**Aim**
Reproduce all the material exactly, minus any pictures it holds.

-- begin --

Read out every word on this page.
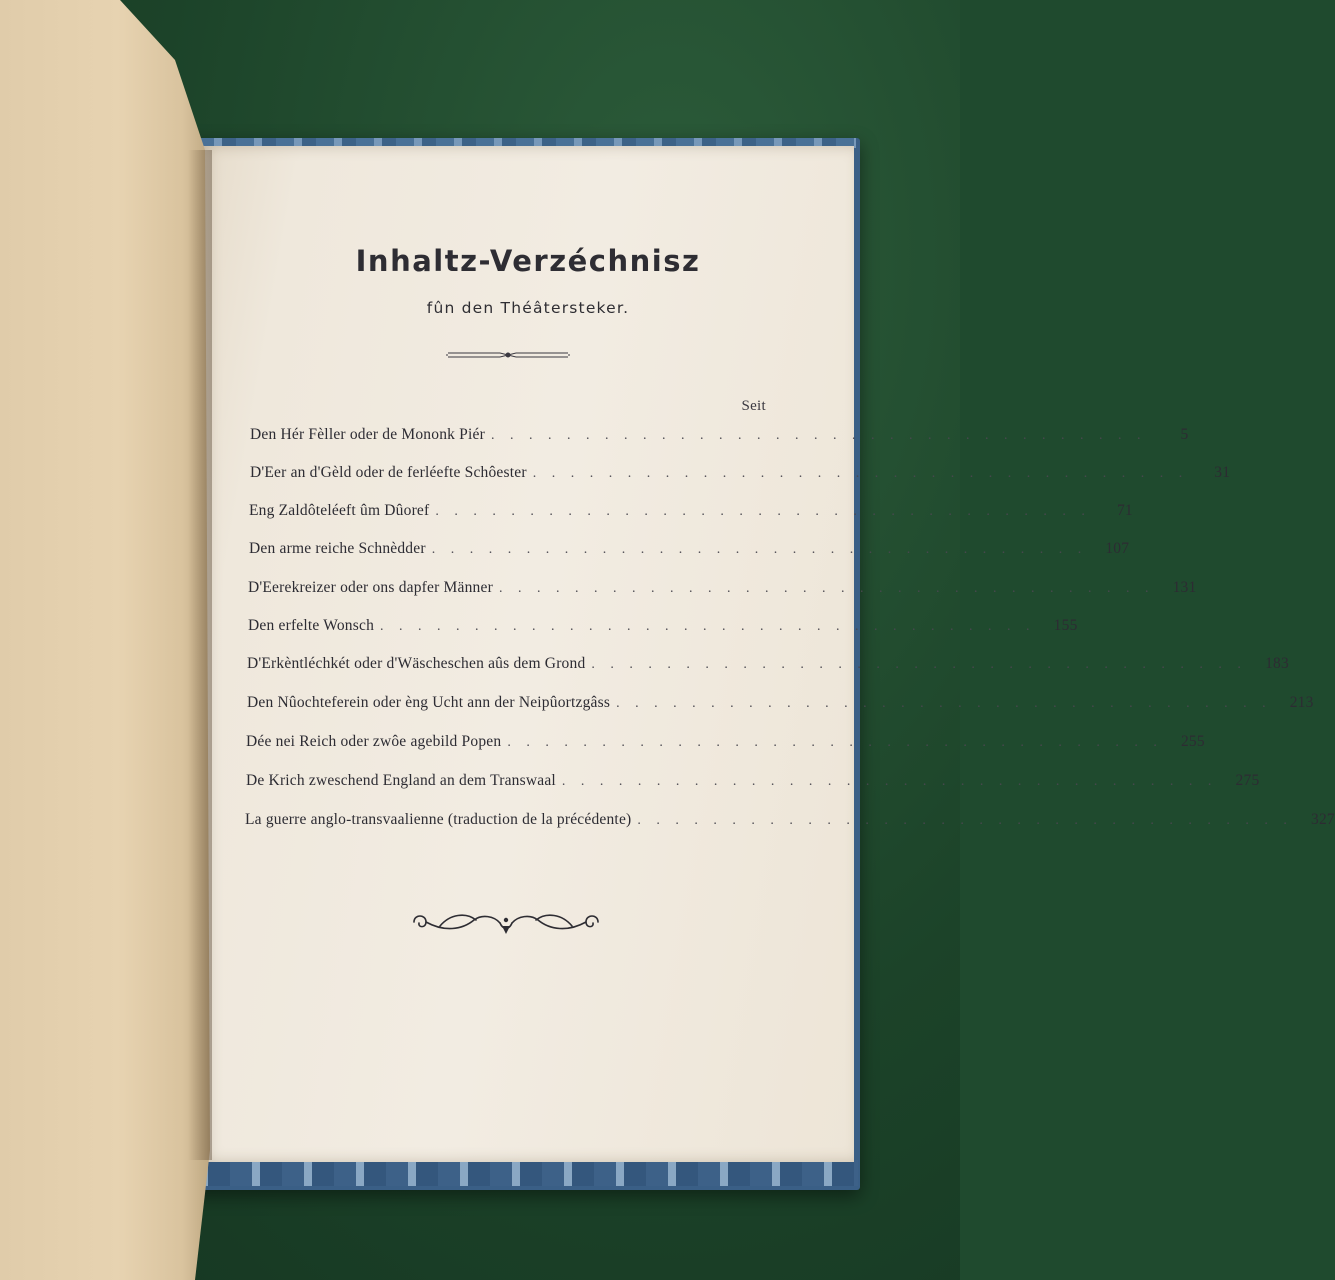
Inhaltz-Verzéchnisz
fûn den Théâtersteker.
Seit
Den Hér Fèller oder de Mononk Piér . . . . . . . . . . . . . . . . . . . . . . . . . . . . . . . . . . .	5
D'Eer an d'Gèld oder de ferléefte Schôester . . . . . . . . . . . . . . . . . . . . . . . . . . . . . . . . . . .	31
Eng Zaldôteléeft ûm Dûoref . . . . . . . . . . . . . . . . . . . . . . . . . . . . . . . . . . .	71
Den arme reiche Schnèdder . . . . . . . . . . . . . . . . . . . . . . . . . . . . . . . . . . .	107
D'Eerekreizer oder ons dapfer Männer . . . . . . . . . . . . . . . . . . . . . . . . . . . . . . . . . . .	131
Den erfelte Wonsch . . . . . . . . . . . . . . . . . . . . . . . . . . . . . . . . . . .	155
D'Erkèntléchkét oder d'Wäscheschen aûs dem Grond . . . . . . . . . . . . . . . . . . . . . . . . . . . . . . . . . . .	183
Den Nûochteferein oder èng Ucht ann der Neipûortzgâss . . . . . . . . . . . . . . . . . . . . . . . . . . . . . . . . . . .	213
Dée nei Reich oder zwôe agebild Popen . . . . . . . . . . . . . . . . . . . . . . . . . . . . . . . . . . .	255
De Krich zweschend England an dem Transwaal . . . . . . . . . . . . . . . . . . . . . . . . . . . . . . . . . . .	275
La guerre anglo-transvaalienne (traduction de la précédente) . . . . . . . . . . . . . . . . . . . . . . . . . . . . . . . . . . .	327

-- end --

**The completed task**
Read out every word on this page.
Inhaltz-Verzéchnisz
fûn den Théâtersteker.
Seit
Den Hér Fèller oder de Mononk Piér . . . . . . . . . . . . . . . . . . . . . . . . . . . . . . . . . . .	5
D'Eer an d'Gèld oder de ferléefte Schôester . . . . . . . . . . . . . . . . . . . . . . . . . . . . . . . . . . .	31
Eng Zaldôteléeft ûm Dûoref . . . . . . . . . . . . . . . . . . . . . . . . . . . . . . . . . . .	71
Den arme reiche Schnèdder . . . . . . . . . . . . . . . . . . . . . . . . . . . . . . . . . . .	107
D'Eerekreizer oder ons dapfer Männer . . . . . . . . . . . . . . . . . . . . . . . . . . . . . . . . . . .	131
Den erfelte Wonsch . . . . . . . . . . . . . . . . . . . . . . . . . . . . . . . . . . .	155
D'Erkèntléchkét oder d'Wäscheschen aûs dem Grond . . . . . . . . . . . . . . . . . . . . . . . . . . . . . . . . . . .	183
Den Nûochteferein oder èng Ucht ann der Neipûortzgâss . . . . . . . . . . . . . . . . . . . . . . . . . . . . . . . . . . .	213
Dée nei Reich oder zwôe agebild Popen . . . . . . . . . . . . . . . . . . . . . . . . . . . . . . . . . . .	255
De Krich zweschend England an dem Transwaal . . . . . . . . . . . . . . . . . . . . . . . . . . . . . . . . . . .	275
La guerre anglo-transvaalienne (traduction de la précédente) . . . . . . . . . . . . . . . . . . . . . . . . . . . . . . . . . . .	327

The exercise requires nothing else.